◆ **Instructions for the task**
Repeat every line of the material, character for character.

▬▬▬▬▬▬

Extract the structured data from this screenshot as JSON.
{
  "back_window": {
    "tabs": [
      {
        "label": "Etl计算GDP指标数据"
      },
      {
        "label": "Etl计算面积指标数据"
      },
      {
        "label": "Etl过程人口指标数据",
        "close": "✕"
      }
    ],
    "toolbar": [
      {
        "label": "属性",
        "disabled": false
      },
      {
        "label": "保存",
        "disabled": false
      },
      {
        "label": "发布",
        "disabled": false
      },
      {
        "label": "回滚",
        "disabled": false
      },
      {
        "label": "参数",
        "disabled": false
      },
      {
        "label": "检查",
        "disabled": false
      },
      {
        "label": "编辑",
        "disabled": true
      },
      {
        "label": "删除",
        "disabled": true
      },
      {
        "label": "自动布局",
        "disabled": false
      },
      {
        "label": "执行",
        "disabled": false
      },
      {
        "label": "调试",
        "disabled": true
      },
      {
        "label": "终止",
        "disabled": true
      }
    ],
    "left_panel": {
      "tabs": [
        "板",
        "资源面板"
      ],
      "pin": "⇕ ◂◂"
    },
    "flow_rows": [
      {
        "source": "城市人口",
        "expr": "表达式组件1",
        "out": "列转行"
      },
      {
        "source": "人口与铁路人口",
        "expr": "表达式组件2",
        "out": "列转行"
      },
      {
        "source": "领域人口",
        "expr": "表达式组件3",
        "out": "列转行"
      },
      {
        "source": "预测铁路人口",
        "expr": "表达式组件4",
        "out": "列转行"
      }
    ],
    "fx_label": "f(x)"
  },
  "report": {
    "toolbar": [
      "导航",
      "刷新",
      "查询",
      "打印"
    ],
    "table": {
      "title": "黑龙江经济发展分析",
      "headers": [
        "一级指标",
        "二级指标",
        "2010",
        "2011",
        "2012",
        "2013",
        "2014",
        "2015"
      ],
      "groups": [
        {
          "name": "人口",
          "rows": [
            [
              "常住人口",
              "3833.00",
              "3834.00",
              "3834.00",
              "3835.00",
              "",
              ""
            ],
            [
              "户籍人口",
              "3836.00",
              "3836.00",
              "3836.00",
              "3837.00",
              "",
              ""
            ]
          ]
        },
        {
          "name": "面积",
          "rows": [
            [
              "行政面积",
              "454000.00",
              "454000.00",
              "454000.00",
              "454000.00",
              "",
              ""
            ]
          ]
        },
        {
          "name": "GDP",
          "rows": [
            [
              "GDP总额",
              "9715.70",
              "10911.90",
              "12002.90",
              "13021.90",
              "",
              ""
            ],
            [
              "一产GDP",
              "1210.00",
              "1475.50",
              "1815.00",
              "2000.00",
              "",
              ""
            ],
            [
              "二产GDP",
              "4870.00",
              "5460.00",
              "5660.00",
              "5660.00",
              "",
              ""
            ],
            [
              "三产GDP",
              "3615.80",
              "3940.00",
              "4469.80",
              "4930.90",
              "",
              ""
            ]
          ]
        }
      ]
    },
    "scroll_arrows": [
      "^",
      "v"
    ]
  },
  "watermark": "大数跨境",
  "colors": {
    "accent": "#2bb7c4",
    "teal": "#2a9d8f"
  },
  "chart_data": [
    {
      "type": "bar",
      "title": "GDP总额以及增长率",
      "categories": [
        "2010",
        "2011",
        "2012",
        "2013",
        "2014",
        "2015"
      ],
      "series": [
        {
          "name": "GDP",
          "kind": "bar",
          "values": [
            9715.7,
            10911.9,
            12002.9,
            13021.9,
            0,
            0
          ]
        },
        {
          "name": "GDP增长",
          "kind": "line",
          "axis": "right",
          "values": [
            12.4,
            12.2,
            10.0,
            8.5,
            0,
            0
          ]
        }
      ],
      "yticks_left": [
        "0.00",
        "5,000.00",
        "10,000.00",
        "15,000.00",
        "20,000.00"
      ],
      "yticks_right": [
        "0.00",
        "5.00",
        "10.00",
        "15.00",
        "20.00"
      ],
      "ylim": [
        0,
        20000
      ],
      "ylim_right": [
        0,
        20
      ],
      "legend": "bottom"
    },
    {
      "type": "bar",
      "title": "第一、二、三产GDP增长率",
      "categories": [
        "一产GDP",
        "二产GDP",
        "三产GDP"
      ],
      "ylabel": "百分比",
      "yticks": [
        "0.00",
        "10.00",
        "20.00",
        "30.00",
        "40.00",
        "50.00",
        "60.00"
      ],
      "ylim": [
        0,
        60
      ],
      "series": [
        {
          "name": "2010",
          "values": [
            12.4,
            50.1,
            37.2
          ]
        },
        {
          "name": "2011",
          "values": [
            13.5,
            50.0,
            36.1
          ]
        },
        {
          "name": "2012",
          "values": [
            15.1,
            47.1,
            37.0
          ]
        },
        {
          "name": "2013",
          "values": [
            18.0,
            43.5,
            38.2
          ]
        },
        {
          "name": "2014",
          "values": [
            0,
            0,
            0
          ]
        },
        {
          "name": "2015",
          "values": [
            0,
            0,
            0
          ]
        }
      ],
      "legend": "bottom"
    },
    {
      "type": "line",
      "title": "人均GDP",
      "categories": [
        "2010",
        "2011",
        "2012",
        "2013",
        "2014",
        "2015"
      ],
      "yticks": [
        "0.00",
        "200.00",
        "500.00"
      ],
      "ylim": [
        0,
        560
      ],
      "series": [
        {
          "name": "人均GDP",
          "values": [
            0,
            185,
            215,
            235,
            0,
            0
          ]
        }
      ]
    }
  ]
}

▬▬▬▬▬▬

◆ **In response**
Extract the structured data from this screenshot as JSON.
{
  "back_window": {
    "tabs": [
      {
        "label": "Etl计算GDP指标数据"
      },
      {
        "label": "Etl计算面积指标数据"
      },
      {
        "label": "Etl过程人口指标数据",
        "close": "✕"
      }
    ],
    "toolbar": [
      {
        "label": "属性",
        "disabled": false
      },
      {
        "label": "保存",
        "disabled": false
      },
      {
        "label": "发布",
        "disabled": false
      },
      {
        "label": "回滚",
        "disabled": false
      },
      {
        "label": "参数",
        "disabled": false
      },
      {
        "label": "检查",
        "disabled": false
      },
      {
        "label": "编辑",
        "disabled": true
      },
      {
        "label": "删除",
        "disabled": true
      },
      {
        "label": "自动布局",
        "disabled": false
      },
      {
        "label": "执行",
        "disabled": false
      },
      {
        "label": "调试",
        "disabled": true
      },
      {
        "label": "终止",
        "disabled": true
      }
    ],
    "left_panel": {
      "tabs": [
        "板",
        "资源面板"
      ],
      "pin": "⇕ ◂◂"
    },
    "flow_rows": [
      {
        "source": "城市人口",
        "expr": "表达式组件1",
        "out": "列转行"
      },
      {
        "source": "人口与铁路人口",
        "expr": "表达式组件2",
        "out": "列转行"
      },
      {
        "source": "领域人口",
        "expr": "表达式组件3",
        "out": "列转行"
      },
      {
        "source": "预测铁路人口",
        "expr": "表达式组件4",
        "out": "列转行"
      }
    ],
    "fx_label": "f(x)"
  },
  "report": {
    "toolbar": [
      "导航",
      "刷新",
      "查询",
      "打印"
    ],
    "table": {
      "title": "黑龙江经济发展分析",
      "headers": [
        "一级指标",
        "二级指标",
        "2010",
        "2011",
        "2012",
        "2013",
        "2014",
        "2015"
      ],
      "groups": [
        {
          "name": "人口",
          "rows": [
            [
              "常住人口",
              "3833.00",
              "3834.00",
              "3834.00",
              "3835.00",
              "",
              ""
            ],
            [
              "户籍人口",
              "3836.00",
              "3836.00",
              "3836.00",
              "3837.00",
              "",
              ""
            ]
          ]
        },
        {
          "name": "面积",
          "rows": [
            [
              "行政面积",
              "454000.00",
              "454000.00",
              "454000.00",
              "454000.00",
              "",
              ""
            ]
          ]
        },
        {
          "name": "GDP",
          "rows": [
            [
              "GDP总额",
              "9715.70",
              "10911.90",
              "12002.90",
              "13021.90",
              "",
              ""
            ],
            [
              "一产GDP",
              "1210.00",
              "1475.50",
              "1815.00",
              "2000.00",
              "",
              ""
            ],
            [
              "二产GDP",
              "4870.00",
              "5460.00",
              "5660.00",
              "5660.00",
              "",
              ""
            ],
            [
              "三产GDP",
              "3615.80",
              "3940.00",
              "4469.80",
              "4930.90",
              "",
              ""
            ]
          ]
        }
      ]
    },
    "scroll_arrows": [
      "^",
      "v"
    ]
  },
  "watermark": "大数跨境",
  "colors": {
    "accent": "#2bb7c4",
    "teal": "#2a9d8f"
  },
  "chart_data": [
    {
      "type": "bar",
      "title": "GDP总额以及增长率",
      "categories": [
        "2010",
        "2011",
        "2012",
        "2013",
        "2014",
        "2015"
      ],
      "series": [
        {
          "name": "GDP",
          "kind": "bar",
          "values": [
            9715.7,
            10911.9,
            12002.9,
            13021.9,
            0,
            0
          ]
        },
        {
          "name": "GDP增长",
          "kind": "line",
          "axis": "right",
          "values": [
            12.4,
            12.2,
            10.0,
            8.5,
            0,
            0
          ]
        }
      ],
      "yticks_left": [
        "0.00",
        "5,000.00",
        "10,000.00",
        "15,000.00",
        "20,000.00"
      ],
      "yticks_right": [
        "0.00",
        "5.00",
        "10.00",
        "15.00",
        "20.00"
      ],
      "ylim": [
        0,
        20000
      ],
      "ylim_right": [
        0,
        20
      ],
      "legend": "bottom"
    },
    {
      "type": "bar",
      "title": "第一、二、三产GDP增长率",
      "categories": [
        "一产GDP",
        "二产GDP",
        "三产GDP"
      ],
      "ylabel": "百分比",
      "yticks": [
        "0.00",
        "10.00",
        "20.00",
        "30.00",
        "40.00",
        "50.00",
        "60.00"
      ],
      "ylim": [
        0,
        60
      ],
      "series": [
        {
          "name": "2010",
          "values": [
            12.4,
            50.1,
            37.2
          ]
        },
        {
          "name": "2011",
          "values": [
            13.5,
            50.0,
            36.1
          ]
        },
        {
          "name": "2012",
          "values": [
            15.1,
            47.1,
            37.0
          ]
        },
        {
          "name": "2013",
          "values": [
            18.0,
            43.5,
            38.2
          ]
        },
        {
          "name": "2014",
          "values": [
            0,
            0,
            0
          ]
        },
        {
          "name": "2015",
          "values": [
            0,
            0,
            0
          ]
        }
      ],
      "legend": "bottom"
    },
    {
      "type": "line",
      "title": "人均GDP",
      "categories": [
        "2010",
        "2011",
        "2012",
        "2013",
        "2014",
        "2015"
      ],
      "yticks": [
        "0.00",
        "200.00",
        "500.00"
      ],
      "ylim": [
        0,
        560
      ],
      "series": [
        {
          "name": "人均GDP",
          "values": [
            0,
            185,
            215,
            235,
            0,
            0
          ]
        }
      ]
    }
  ]
}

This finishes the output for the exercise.